### What needs to be done
Transcribe all of the data below verbatim, line by line. Leave the pictures out of your answer.

### Given records
++++++
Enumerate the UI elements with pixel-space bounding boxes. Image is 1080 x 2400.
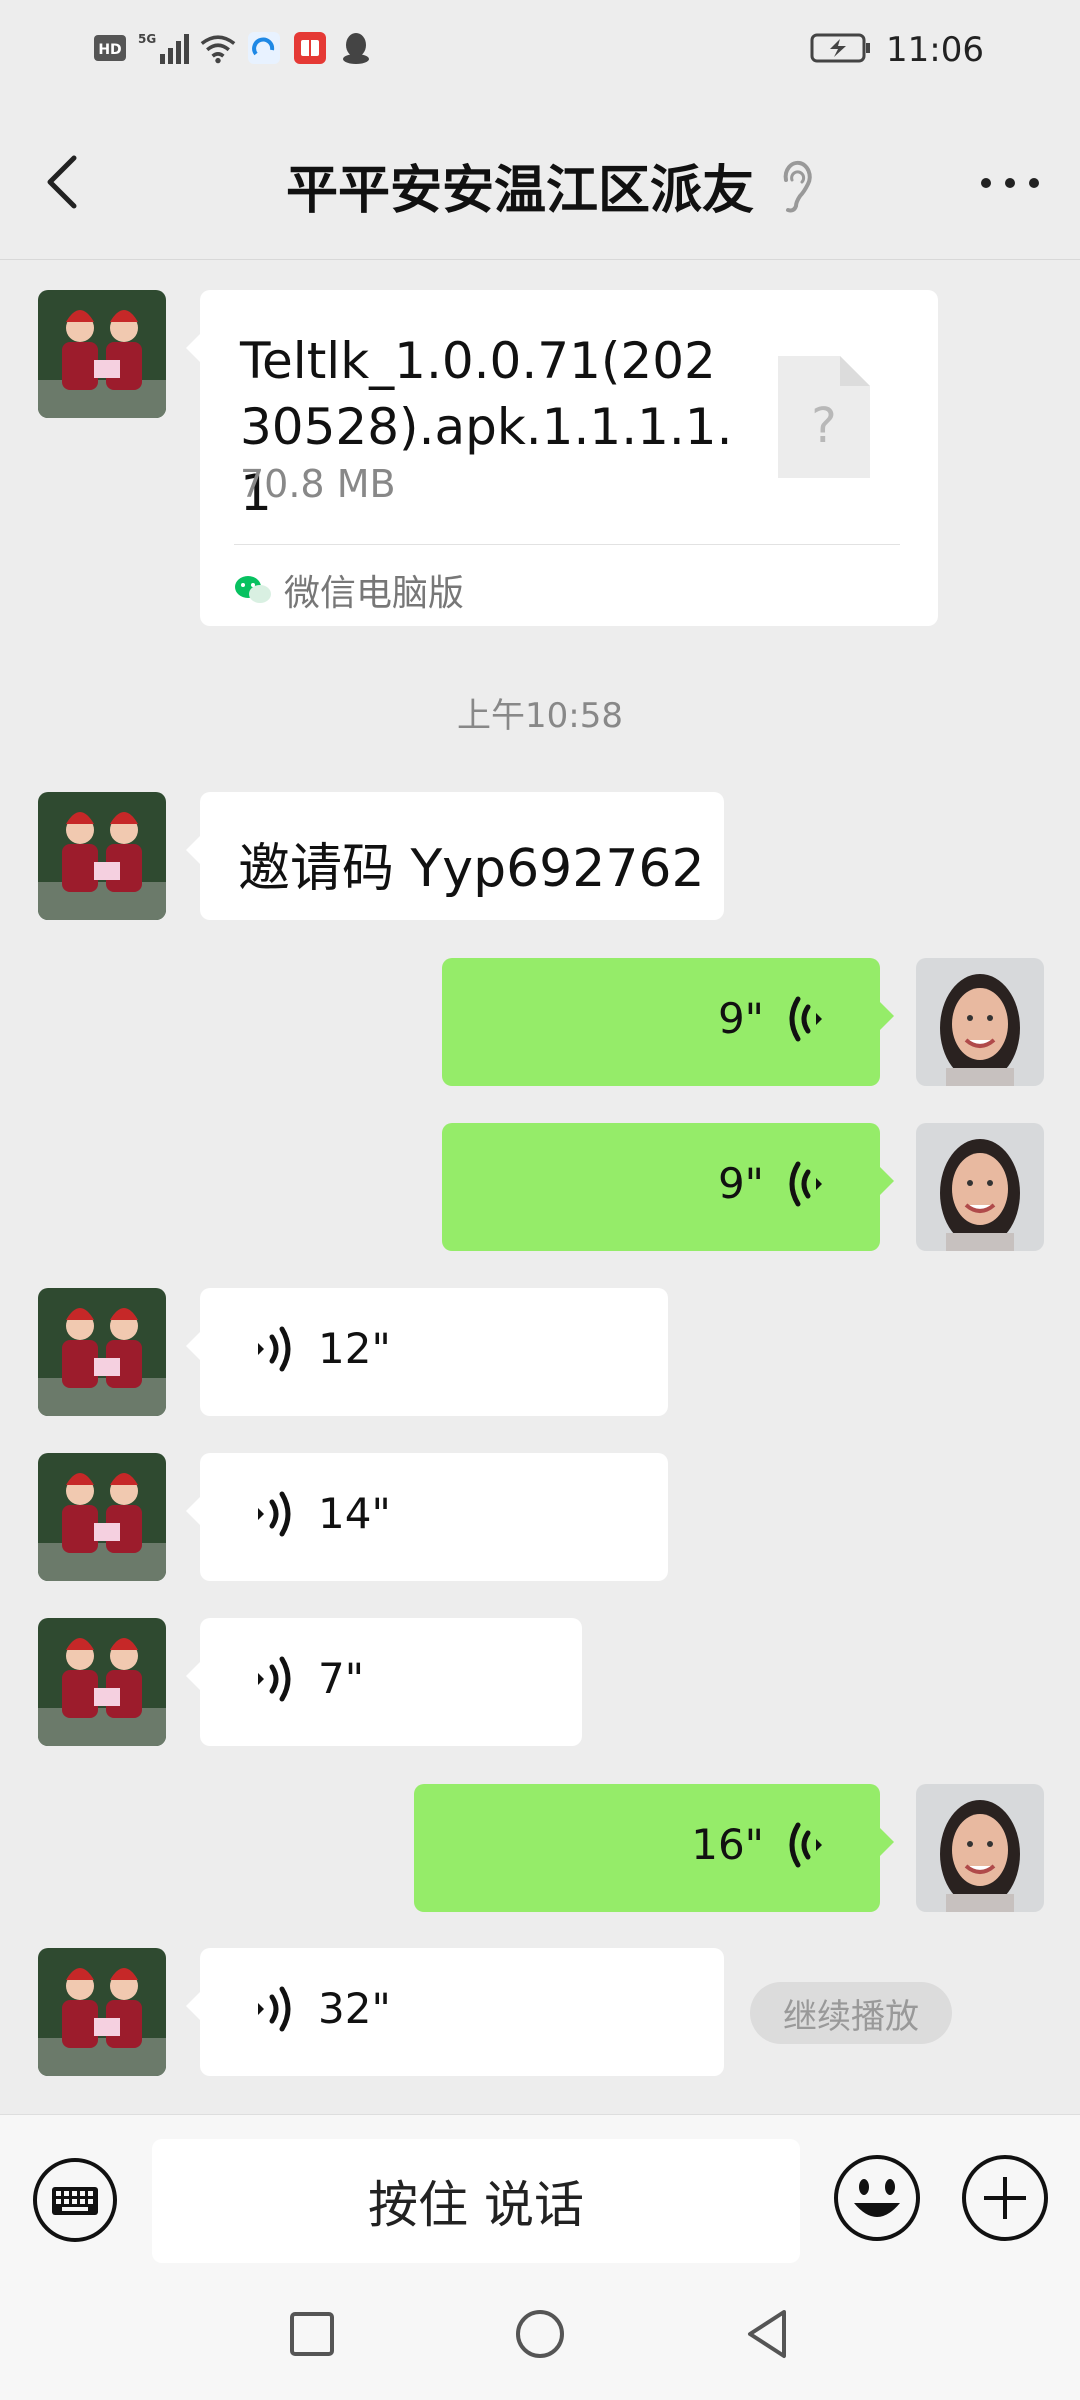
app-icon-red [292,30,328,66]
contact-avatar[interactable] [38,290,166,418]
status-icons-right: 11:06 [810,30,984,70]
invite-code-text: 邀请码 Yyp692762 [238,839,705,899]
voice-message-content: 16" [691,1820,824,1869]
emoji-icon [834,2155,920,2241]
voice-wave-icon [789,996,822,1041]
keyboard-toggle-button[interactable] [32,2157,118,2243]
square-icon [290,2312,334,2356]
voice-message-bubble[interactable]: 12" [186,1288,668,1416]
unknown-file-icon: ? [778,356,870,478]
triangle-back-icon [748,2310,786,2358]
voice-message-bubble[interactable]: 32" [186,1948,724,2076]
system-nav-bar [0,2278,1080,2400]
voice-message-content: 14" [256,1489,391,1538]
voice-wave-icon [789,1161,822,1206]
contact-avatar[interactable] [38,1948,166,2076]
voice-duration: 32" [318,1984,391,2033]
home-button[interactable] [510,2304,570,2364]
voice-duration: 9" [717,1159,764,1208]
voice-message-content: 9" [718,1159,824,1208]
voice-wave-icon [789,1822,822,1867]
my-avatar[interactable] [916,1784,1044,1912]
voice-duration: 12" [318,1324,391,1373]
voice-message-content: 9" [718,994,824,1043]
voice-message-bubble[interactable]: 9" [442,1123,894,1251]
file-message-bubble[interactable]: Teltlk_1.0.0.71(20230528).apk.1.1.1.1.1 … [186,290,938,626]
keyboard-icon [33,2158,117,2242]
circle-icon [516,2310,564,2358]
file-size: 70.8 MB [240,462,396,506]
hd-icon: HD [92,30,128,66]
wechat-icon [235,576,271,603]
contact-avatar[interactable] [38,1618,166,1746]
voice-message-content: 7" [256,1654,364,1703]
input-bar: 按住 说话 [0,2114,1080,2278]
hold-to-talk-button[interactable]: 按住 说话 [152,2139,800,2263]
voice-wave-icon [258,1491,291,1536]
svg-text:5G: 5G [138,32,156,46]
qq-icon [338,30,374,66]
chat-header: 平平安安温江区派友 [0,108,1080,260]
more-options-button[interactable] [970,158,1050,208]
voice-wave-icon [258,1326,291,1371]
plus-icon [962,2155,1048,2241]
file-source-label: 微信电脑版 [284,573,465,614]
more-functions-button[interactable] [960,2153,1050,2243]
emoji-button[interactable] [832,2153,922,2243]
status-icons-left: HD 5G [92,30,374,66]
svg-text:?: ? [811,398,836,454]
divider [234,544,900,545]
contact-avatar[interactable] [38,1288,166,1416]
my-avatar[interactable] [916,1123,1044,1251]
ear-icon [772,158,820,214]
voice-message-content: 32" [256,1984,391,2033]
wifi-icon [200,30,236,66]
contact-avatar[interactable] [38,1453,166,1581]
chat-title: 平平安安温江区派友 [285,161,754,221]
voice-message-bubble[interactable]: 14" [186,1453,668,1581]
svg-text:HD: HD [98,42,121,58]
recents-button[interactable] [282,2304,342,2364]
back-nav-button[interactable] [738,2304,798,2364]
status-time: 11:06 [886,30,984,70]
voice-duration: 16" [691,1820,764,1869]
voice-wave-icon [258,1986,291,2031]
voice-message-bubble[interactable]: 9" [442,958,894,1086]
voice-duration: 9" [717,994,764,1043]
voice-message-bubble[interactable]: 16" [414,1784,894,1912]
my-avatar[interactable] [916,958,1044,1086]
more-icon [981,178,1039,188]
file-source: 微信电脑版 [234,564,464,616]
voice-duration: 7" [318,1654,365,1703]
voice-duration: 14" [318,1489,391,1538]
signal-icon: 5G [138,30,190,66]
continue-playing-button[interactable]: 继续播放 [750,1982,952,2044]
app-icon-blue [246,30,282,66]
message-timestamp: 上午10:58 [457,696,623,736]
status-bar: HD 5G 11:06 [0,0,1080,108]
contact-avatar[interactable] [38,792,166,920]
text-message-bubble[interactable]: 邀请码 Yyp692762 [186,792,724,920]
battery-charging-icon [810,32,872,68]
voice-message-bubble[interactable]: 7" [186,1618,582,1746]
voice-message-content: 12" [256,1324,391,1373]
voice-wave-icon [258,1656,291,1701]
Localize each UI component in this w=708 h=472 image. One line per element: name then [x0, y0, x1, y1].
++++++
### Final answer
Enumerate the UI elements with pixel-space bounding boxes. Image is 1080 x 2400.
app-icon-red [292,30,328,66]
contact-avatar[interactable] [38,290,166,418]
status-icons-right: 11:06 [810,30,984,70]
invite-code-text: 邀请码 Yyp692762 [238,839,705,899]
voice-message-content: 16" [691,1820,824,1869]
emoji-icon [834,2155,920,2241]
voice-wave-icon [789,996,822,1041]
keyboard-toggle-button[interactable] [32,2157,118,2243]
square-icon [290,2312,334,2356]
voice-message-bubble[interactable]: 12" [186,1288,668,1416]
unknown-file-icon: ? [778,356,870,478]
triangle-back-icon [748,2310,786,2358]
voice-message-bubble[interactable]: 32" [186,1948,724,2076]
system-nav-bar [0,2278,1080,2400]
voice-message-content: 14" [256,1489,391,1538]
voice-wave-icon [789,1161,822,1206]
contact-avatar[interactable] [38,1948,166,2076]
voice-duration: 32" [318,1984,391,2033]
home-button[interactable] [510,2304,570,2364]
voice-duration: 9" [717,1159,764,1208]
voice-message-content: 9" [718,1159,824,1208]
voice-wave-icon [789,1822,822,1867]
my-avatar[interactable] [916,1784,1044,1912]
voice-duration: 12" [318,1324,391,1373]
voice-message-content: 9" [718,994,824,1043]
voice-message-bubble[interactable]: 9" [442,1123,894,1251]
file-message-bubble[interactable]: Teltlk_1.0.0.71(20230528).apk.1.1.1.1.1 … [186,290,938,626]
keyboard-icon [33,2158,117,2242]
circle-icon [516,2310,564,2358]
file-size: 70.8 MB [240,462,396,506]
hd-icon: HD [92,30,128,66]
wechat-icon [235,576,271,603]
contact-avatar[interactable] [38,1618,166,1746]
voice-message-content: 7" [256,1654,364,1703]
input-bar: 按住 说话 [0,2114,1080,2278]
hold-to-talk-button[interactable]: 按住 说话 [152,2139,800,2263]
voice-wave-icon [258,1491,291,1536]
svg-text:5G: 5G [138,32,156,46]
qq-icon [338,30,374,66]
chat-header: 平平安安温江区派友 [0,108,1080,260]
more-options-button[interactable] [970,158,1050,208]
voice-wave-icon [258,1326,291,1371]
plus-icon [962,2155,1048,2241]
file-source-label: 微信电脑版 [284,573,465,614]
more-functions-button[interactable] [960,2153,1050,2243]
emoji-button[interactable] [832,2153,922,2243]
status-icons-left: HD 5G [92,30,374,66]
svg-text:?: ? [811,398,836,454]
divider [234,544,900,545]
contact-avatar[interactable] [38,1288,166,1416]
my-avatar[interactable] [916,1123,1044,1251]
ear-icon [772,158,820,214]
voice-message-content: 32" [256,1984,391,2033]
wifi-icon [200,30,236,66]
contact-avatar[interactable] [38,1453,166,1581]
chat-title: 平平安安温江区派友 [285,161,754,221]
voice-message-bubble[interactable]: 14" [186,1453,668,1581]
svg-text:HD: HD [98,42,121,58]
recents-button[interactable] [282,2304,342,2364]
back-nav-button[interactable] [738,2304,798,2364]
status-time: 11:06 [886,30,984,70]
voice-duration: 16" [691,1820,764,1869]
voice-wave-icon [258,1986,291,2031]
voice-message-bubble[interactable]: 9" [442,958,894,1086]
voice-duration: 9" [717,994,764,1043]
voice-message-bubble[interactable]: 16" [414,1784,894,1912]
my-avatar[interactable] [916,958,1044,1086]
more-icon [981,178,1039,188]
file-source: 微信电脑版 [234,564,464,616]
voice-duration: 7" [318,1654,365,1703]
voice-duration: 14" [318,1489,391,1538]
signal-icon: 5G [138,30,190,66]
continue-playing-button[interactable]: 继续播放 [750,1982,952,2044]
app-icon-blue [246,30,282,66]
message-timestamp: 上午10:58 [457,696,623,736]
status-bar: HD 5G 11:06 [0,0,1080,108]
contact-avatar[interactable] [38,792,166,920]
text-message-bubble[interactable]: 邀请码 Yyp692762 [186,792,724,920]
battery-charging-icon [810,32,872,68]
voice-message-bubble[interactable]: 7" [186,1618,582,1746]
voice-message-content: 12" [256,1324,391,1373]
voice-wave-icon [258,1656,291,1701]
Localize each UI component in this w=708 h=472 image. One line per element: name then [x0, y0, x1, y1].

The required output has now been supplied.